DIRECTIVE:
Each record that follows should be repeated exactly, minus any images.

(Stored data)
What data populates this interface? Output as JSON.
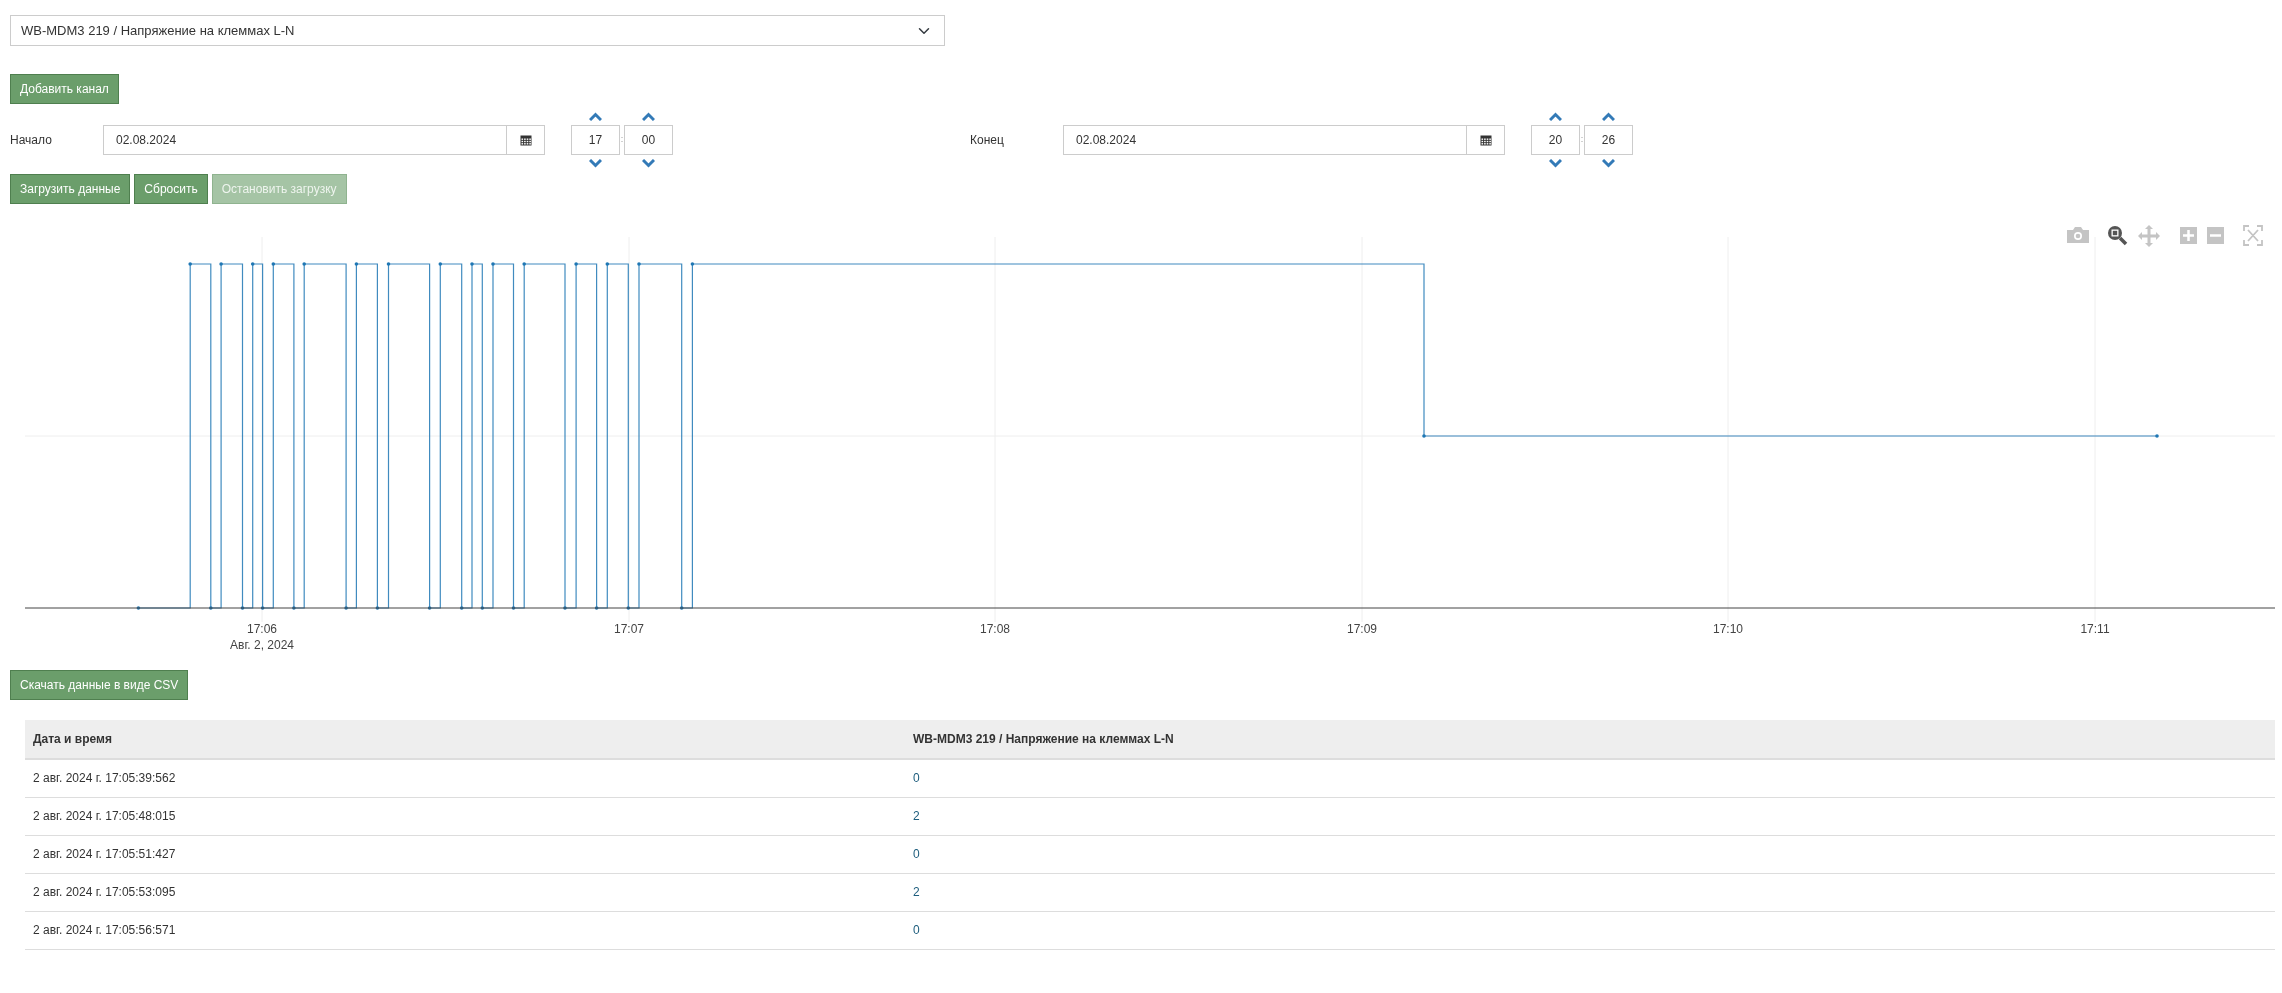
{
  "channel_select": {
    "value": "WB-MDM3 219 / Напряжение на клеммах L-N"
  },
  "add_channel_button": "Добавить канал",
  "range": [
    {
      "label": "Начало",
      "date": "02.08.2024",
      "hours": "17",
      "separator": ":",
      "minutes": "00"
    },
    {
      "label": "Конец",
      "date": "02.08.2024",
      "hours": "20",
      "separator": ":",
      "minutes": "26"
    }
  ],
  "actions": [
    {
      "label": "Загрузить данные",
      "disabled": false
    },
    {
      "label": "Сбросить",
      "disabled": false
    },
    {
      "label": "Остановить загрузку",
      "disabled": true
    }
  ],
  "chart": {
    "modebar": [
      {
        "kind": "camera",
        "selected": false
      },
      {
        "kind": "zoom",
        "selected": true
      },
      {
        "kind": "pan",
        "selected": false
      },
      {
        "kind": "zoom-in",
        "selected": false
      },
      {
        "kind": "zoom-out",
        "selected": false
      },
      {
        "kind": "autoscale",
        "selected": false
      }
    ],
    "x_tick_labels": [
      "17:06",
      "17:07",
      "17:08",
      "17:09",
      "17:10",
      "17:11"
    ],
    "date_label": "Авг. 2, 2024"
  },
  "csv_button": "Скачать данные в виде CSV",
  "table": {
    "columns": [
      "Дата и время",
      "WB-MDM3 219 / Напряжение на клеммах L-N"
    ],
    "rows": [
      [
        "2 авг. 2024 г. 17:05:39:562",
        "0"
      ],
      [
        "2 авг. 2024 г. 17:05:48:015",
        "2"
      ],
      [
        "2 авг. 2024 г. 17:05:51:427",
        "0"
      ],
      [
        "2 авг. 2024 г. 17:05:53:095",
        "2"
      ],
      [
        "2 авг. 2024 г. 17:05:56:571",
        "0"
      ]
    ]
  }
}
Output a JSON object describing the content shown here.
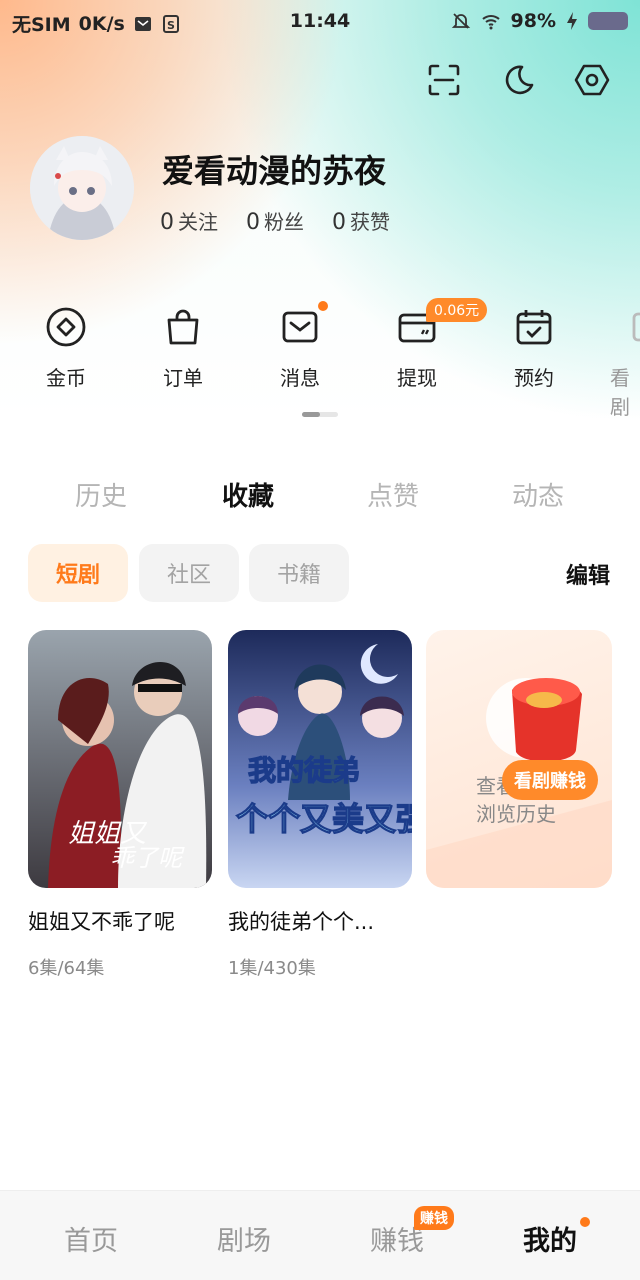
{
  "status_bar": {
    "carrier": "无SIM",
    "speed": "0K/s",
    "time": "11:44",
    "battery": "98%"
  },
  "profile": {
    "username": "爱看动漫的苏夜",
    "stats": [
      {
        "num": "0",
        "label": "关注"
      },
      {
        "num": "0",
        "label": "粉丝"
      },
      {
        "num": "0",
        "label": "获赞"
      }
    ]
  },
  "shortcuts": [
    {
      "label": "金币",
      "icon": "coin-icon"
    },
    {
      "label": "订单",
      "icon": "bag-icon"
    },
    {
      "label": "消息",
      "icon": "mail-icon"
    },
    {
      "label": "提现",
      "icon": "wallet-icon"
    },
    {
      "label": "预约",
      "icon": "calendar-icon"
    },
    {
      "label": "看剧",
      "icon": "tv-icon"
    }
  ],
  "withdraw_badge": "0.06元",
  "tabs": [
    "历史",
    "收藏",
    "点赞",
    "动态"
  ],
  "active_tab": "收藏",
  "chips": [
    "短剧",
    "社区",
    "书籍"
  ],
  "edit_label": "编辑",
  "cards": [
    {
      "title": "姐姐又不乖了呢",
      "episodes": "6集/64集"
    },
    {
      "title": "我的徒弟个个...",
      "episodes": "1集/430集"
    }
  ],
  "promo": {
    "line1": "查看",
    "line2": "浏览历史",
    "button": "看剧赚钱"
  },
  "bottom_nav": [
    "首页",
    "剧场",
    "赚钱",
    "我的"
  ],
  "bottom_nav_badge": "赚钱",
  "colors": {
    "accent": "#ff7a1a",
    "active_chip_bg": "#fff1e2"
  }
}
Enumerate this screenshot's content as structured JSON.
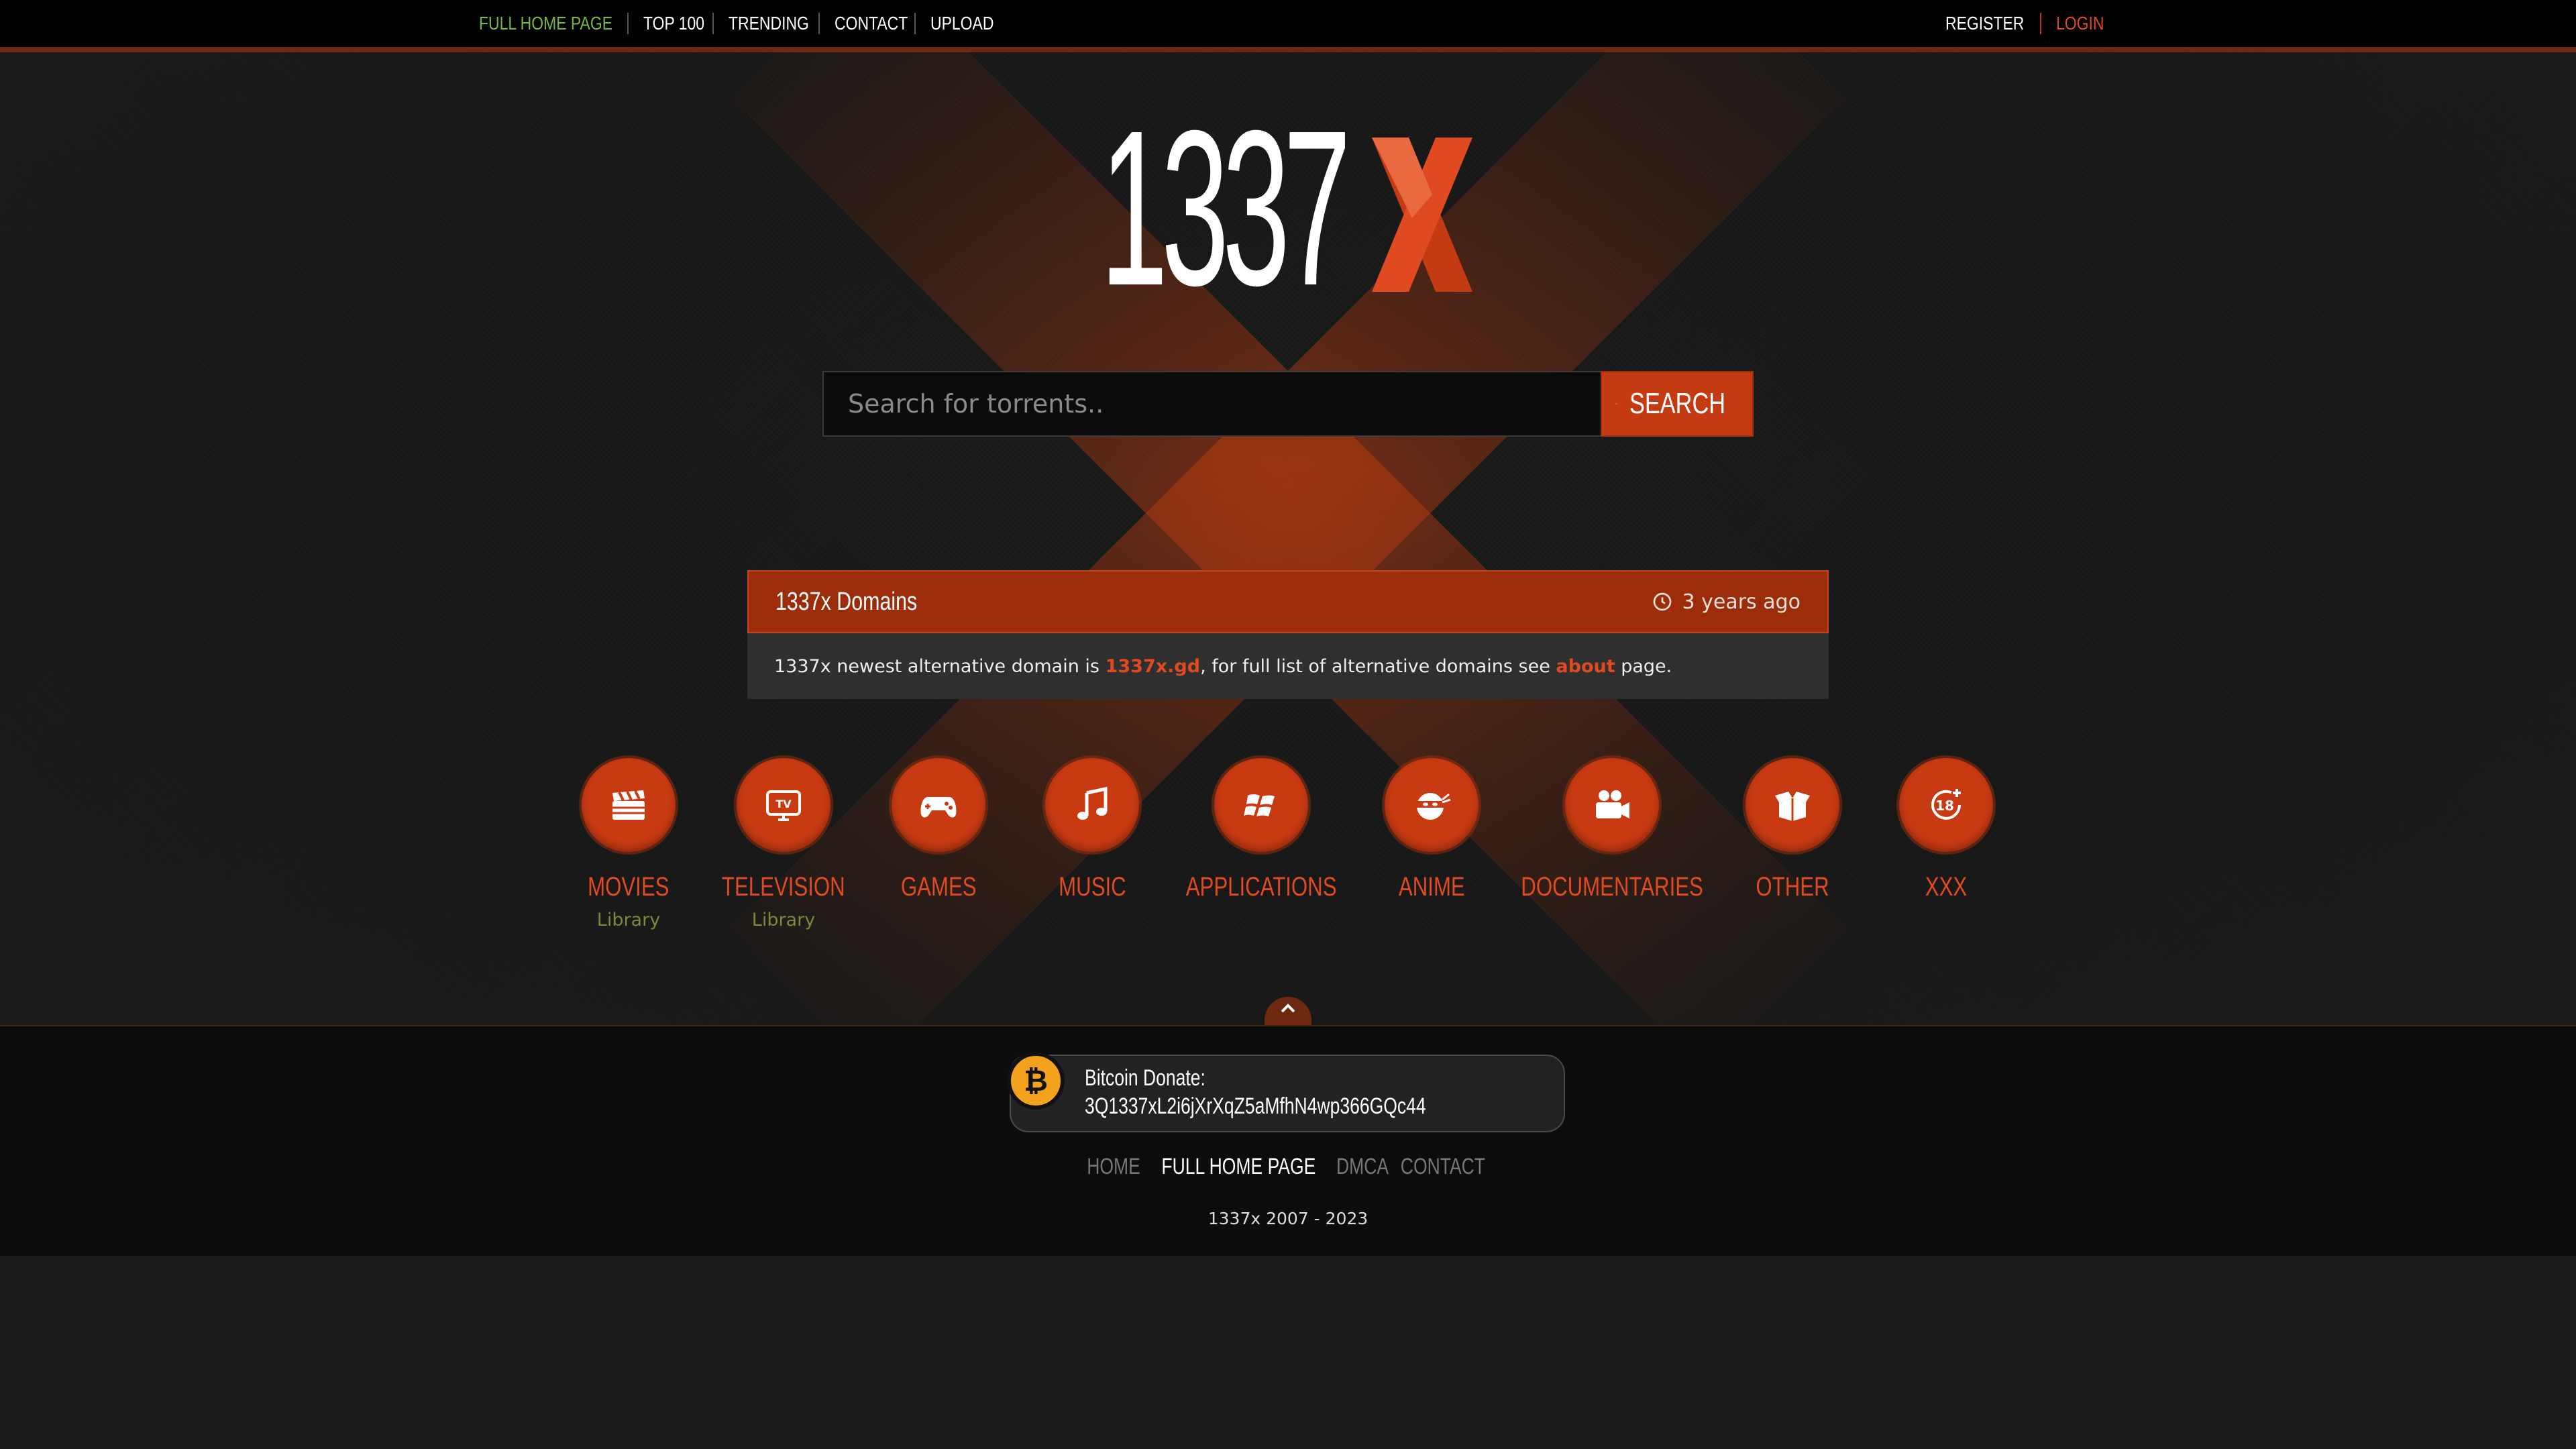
{
  "nav": {
    "left": [
      {
        "label": "FULL HOME PAGE",
        "active": true
      },
      {
        "label": "TOP 100"
      },
      {
        "label": "TRENDING"
      },
      {
        "label": "CONTACT"
      },
      {
        "label": "UPLOAD"
      }
    ],
    "register": "REGISTER",
    "login": "LOGIN"
  },
  "logo": {
    "text": "1337",
    "accent": "X"
  },
  "search": {
    "placeholder": "Search for torrents..",
    "button": "SEARCH"
  },
  "domains": {
    "title": "1337x Domains",
    "time": "3 years ago",
    "text_before": "1337x newest alternative domain is ",
    "link1": "1337x.gd",
    "text_middle": ", for full list of alternative domains see ",
    "link2": "about",
    "text_after": " page."
  },
  "categories": [
    {
      "label": "MOVIES",
      "sub": "Library",
      "icon": "clapperboard-icon"
    },
    {
      "label": "TELEVISION",
      "sub": "Library",
      "icon": "tv-icon"
    },
    {
      "label": "GAMES",
      "icon": "gamepad-icon"
    },
    {
      "label": "MUSIC",
      "icon": "music-note-icon"
    },
    {
      "label": "APPLICATIONS",
      "icon": "windows-icon"
    },
    {
      "label": "ANIME",
      "icon": "ninja-icon"
    },
    {
      "label": "DOCUMENTARIES",
      "icon": "video-camera-icon"
    },
    {
      "label": "OTHER",
      "icon": "open-box-icon"
    },
    {
      "label": "XXX",
      "icon": "adult-18-icon"
    }
  ],
  "footer": {
    "btc_label": "Bitcoin Donate:",
    "btc_address": "3Q1337xL2i6jXrXqZ5aMfhN4wp366GQc44",
    "links": [
      "HOME",
      "FULL HOME PAGE",
      "DMCA",
      "CONTACT"
    ],
    "active_link": "FULL HOME PAGE",
    "copyright": "1337x 2007 - 2023"
  },
  "colors": {
    "accent": "#c43a13",
    "link": "#e04a20",
    "green": "#7ab83b",
    "bitcoin": "#f4a21e"
  }
}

RESPONSE TO THE EXERCISE:
What data populates this interface? Output as JSON.
{
  "channel_select": {
    "value": "WB-MDM3 219 / Напряжение на клеммах L-N"
  },
  "add_channel_button": "Добавить канал",
  "range": [
    {
      "label": "Начало",
      "date": "02.08.2024",
      "hours": "17",
      "separator": ":",
      "minutes": "00"
    },
    {
      "label": "Конец",
      "date": "02.08.2024",
      "hours": "20",
      "separator": ":",
      "minutes": "26"
    }
  ],
  "actions": [
    {
      "label": "Загрузить данные",
      "disabled": false
    },
    {
      "label": "Сбросить",
      "disabled": false
    },
    {
      "label": "Остановить загрузку",
      "disabled": true
    }
  ],
  "chart": {
    "modebar": [
      {
        "kind": "camera",
        "selected": false
      },
      {
        "kind": "zoom",
        "selected": true
      },
      {
        "kind": "pan",
        "selected": false
      },
      {
        "kind": "zoom-in",
        "selected": false
      },
      {
        "kind": "zoom-out",
        "selected": false
      },
      {
        "kind": "autoscale",
        "selected": false
      }
    ],
    "x_tick_labels": [
      "17:06",
      "17:07",
      "17:08",
      "17:09",
      "17:10",
      "17:11"
    ],
    "date_label": "Авг. 2, 2024"
  },
  "csv_button": "Скачать данные в виде CSV",
  "table": {
    "columns": [
      "Дата и время",
      "WB-MDM3 219 / Напряжение на клеммах L-N"
    ],
    "rows": [
      [
        "2 авг. 2024 г. 17:05:39:562",
        "0"
      ],
      [
        "2 авг. 2024 г. 17:05:48:015",
        "2"
      ],
      [
        "2 авг. 2024 г. 17:05:51:427",
        "0"
      ],
      [
        "2 авг. 2024 г. 17:05:53:095",
        "2"
      ],
      [
        "2 авг. 2024 г. 17:05:56:571",
        "0"
      ]
    ]
  }
}
Output a JSON object describing the content shown here.
{
  "status_bar": {
    "carrier": "无SIM",
    "speed": "0K/s",
    "time": "11:44",
    "battery": "98%"
  },
  "profile": {
    "username": "爱看动漫的苏夜",
    "stats": [
      {
        "num": "0",
        "label": "关注"
      },
      {
        "num": "0",
        "label": "粉丝"
      },
      {
        "num": "0",
        "label": "获赞"
      }
    ]
  },
  "shortcuts": [
    {
      "label": "金币",
      "icon": "coin-icon"
    },
    {
      "label": "订单",
      "icon": "bag-icon"
    },
    {
      "label": "消息",
      "icon": "mail-icon"
    },
    {
      "label": "提现",
      "icon": "wallet-icon"
    },
    {
      "label": "预约",
      "icon": "calendar-icon"
    },
    {
      "label": "看剧",
      "icon": "tv-icon"
    }
  ],
  "withdraw_badge": "0.06元",
  "tabs": [
    "历史",
    "收藏",
    "点赞",
    "动态"
  ],
  "active_tab": "收藏",
  "chips": [
    "短剧",
    "社区",
    "书籍"
  ],
  "edit_label": "编辑",
  "cards": [
    {
      "title": "姐姐又不乖了呢",
      "episodes": "6集/64集"
    },
    {
      "title": "我的徒弟个个...",
      "episodes": "1集/430集"
    }
  ],
  "promo": {
    "line1": "查看",
    "line2": "浏览历史",
    "button": "看剧赚钱"
  },
  "bottom_nav": [
    "首页",
    "剧场",
    "赚钱",
    "我的"
  ],
  "bottom_nav_badge": "赚钱",
  "colors": {
    "accent": "#ff7a1a",
    "active_chip_bg": "#fff1e2"
  }
}
Enumerate this screenshot's content as structured JSON.
{
  "nav": {
    "left": [
      {
        "label": "FULL HOME PAGE",
        "active": true
      },
      {
        "label": "TOP 100"
      },
      {
        "label": "TRENDING"
      },
      {
        "label": "CONTACT"
      },
      {
        "label": "UPLOAD"
      }
    ],
    "register": "REGISTER",
    "login": "LOGIN"
  },
  "logo": {
    "text": "1337",
    "accent": "X"
  },
  "search": {
    "placeholder": "Search for torrents..",
    "button": "SEARCH"
  },
  "domains": {
    "title": "1337x Domains",
    "time": "3 years ago",
    "text_before": "1337x newest alternative domain is ",
    "link1": "1337x.gd",
    "text_middle": ", for full list of alternative domains see ",
    "link2": "about",
    "text_after": " page."
  },
  "categories": [
    {
      "label": "MOVIES",
      "sub": "Library",
      "icon": "clapperboard-icon"
    },
    {
      "label": "TELEVISION",
      "sub": "Library",
      "icon": "tv-icon"
    },
    {
      "label": "GAMES",
      "icon": "gamepad-icon"
    },
    {
      "label": "MUSIC",
      "icon": "music-note-icon"
    },
    {
      "label": "APPLICATIONS",
      "icon": "windows-icon"
    },
    {
      "label": "ANIME",
      "icon": "ninja-icon"
    },
    {
      "label": "DOCUMENTARIES",
      "icon": "video-camera-icon"
    },
    {
      "label": "OTHER",
      "icon": "open-box-icon"
    },
    {
      "label": "XXX",
      "icon": "adult-18-icon"
    }
  ],
  "footer": {
    "btc_label": "Bitcoin Donate:",
    "btc_address": "3Q1337xL2i6jXrXqZ5aMfhN4wp366GQc44",
    "links": [
      "HOME",
      "FULL HOME PAGE",
      "DMCA",
      "CONTACT"
    ],
    "active_link": "FULL HOME PAGE",
    "copyright": "1337x 2007 - 2023"
  },
  "colors": {
    "accent": "#c43a13",
    "link": "#e04a20",
    "green": "#7ab83b",
    "bitcoin": "#f4a21e"
  }
}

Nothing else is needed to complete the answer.